# Stored rows
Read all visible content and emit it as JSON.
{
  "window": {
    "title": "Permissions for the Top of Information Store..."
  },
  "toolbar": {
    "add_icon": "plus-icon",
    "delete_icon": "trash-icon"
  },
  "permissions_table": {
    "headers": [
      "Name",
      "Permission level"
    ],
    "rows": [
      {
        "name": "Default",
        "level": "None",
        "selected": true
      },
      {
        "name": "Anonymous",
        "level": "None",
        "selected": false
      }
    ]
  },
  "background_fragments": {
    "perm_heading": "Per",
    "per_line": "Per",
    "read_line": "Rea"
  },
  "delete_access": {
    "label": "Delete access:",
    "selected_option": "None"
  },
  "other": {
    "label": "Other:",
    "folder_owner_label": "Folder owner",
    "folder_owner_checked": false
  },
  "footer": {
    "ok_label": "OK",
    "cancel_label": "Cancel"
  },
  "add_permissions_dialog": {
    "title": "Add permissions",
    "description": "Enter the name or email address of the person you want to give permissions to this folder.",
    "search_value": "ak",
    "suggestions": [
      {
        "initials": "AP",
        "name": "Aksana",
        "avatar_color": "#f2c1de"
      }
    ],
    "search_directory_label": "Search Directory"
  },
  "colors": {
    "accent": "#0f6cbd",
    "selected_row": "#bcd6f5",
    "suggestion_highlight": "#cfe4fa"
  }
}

# What you have to do
Collect each line containing the string "title".

# Response to the task
    "title": "Permissions for the Top of Information Store..."
    "title": "Add permissions",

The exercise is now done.